Aim.
Return all entries word for word, but drop any images.

###

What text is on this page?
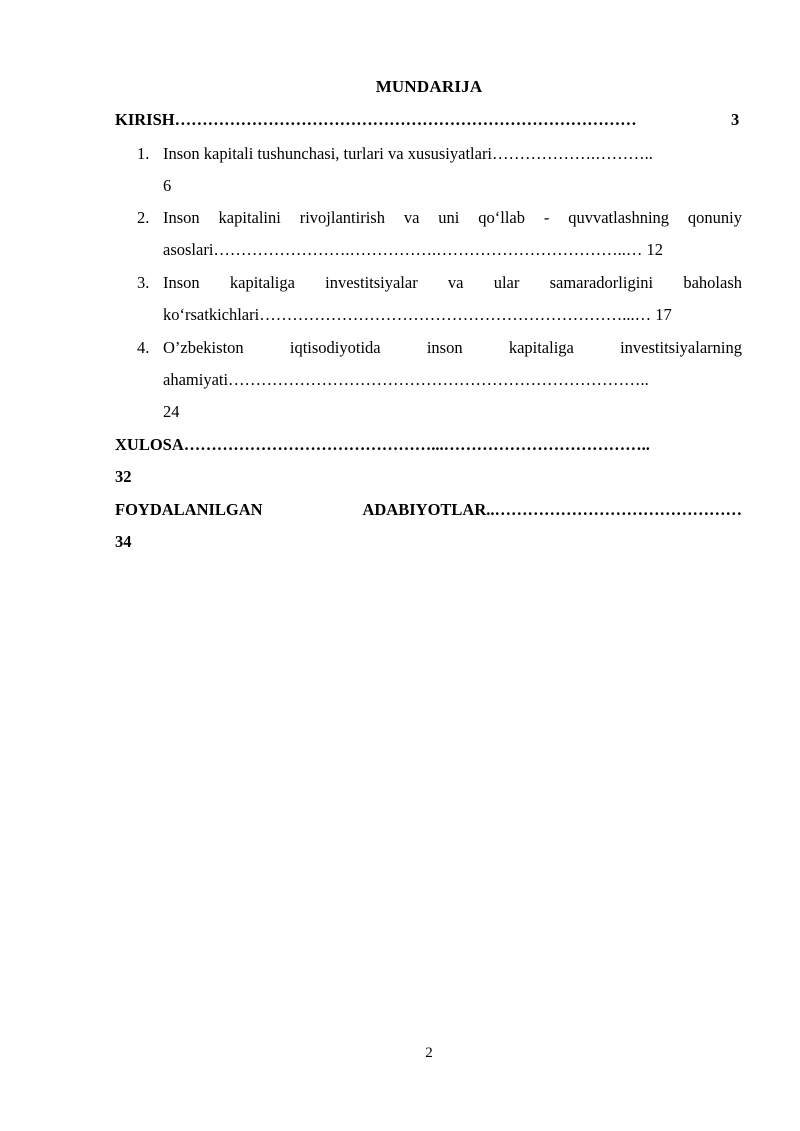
MUNDARIJA
KIRISH…………………………………………………………………………	3
1. Inson kapitali tushunchasi, turlari va xususiyatlari……………….………..
6
2. Inson kapitalini rivojlantirish va uni qo‘llab - quvvatlashning qonuniy
asoslari…………………….…………….……………………………..… 12
3. Inson kapitaliga investitsiyalar va ular samaradorligini baholash
ko‘rsatkichlari…………………………………………………………...… 17
4. O’zbekiston iqtisodiyotida inson kapitaliga investitsiyalarning
ahamiyati…………………………………………………………………..
24
XULOSA………………………………………...………………………………..
32
FOYDALANILGAN ADABIYOTLAR..………………………………………
34
2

###

Answer to this task.
What text is on this page?
MUNDARIJA
KIRISH…………………………………………………………………………	3
1. Inson kapitali tushunchasi, turlari va xususiyatlari……………….………..
6
2. Inson kapitalini rivojlantirish va uni qo‘llab - quvvatlashning qonuniy
asoslari…………………….…………….……………………………..… 12
3. Inson kapitaliga investitsiyalar va ular samaradorligini baholash
ko‘rsatkichlari…………………………………………………………...… 17
4. O’zbekiston iqtisodiyotida inson kapitaliga investitsiyalarning
ahamiyati…………………………………………………………………..
24
XULOSA………………………………………...………………………………..
32
FOYDALANILGAN ADABIYOTLAR..………………………………………
34
2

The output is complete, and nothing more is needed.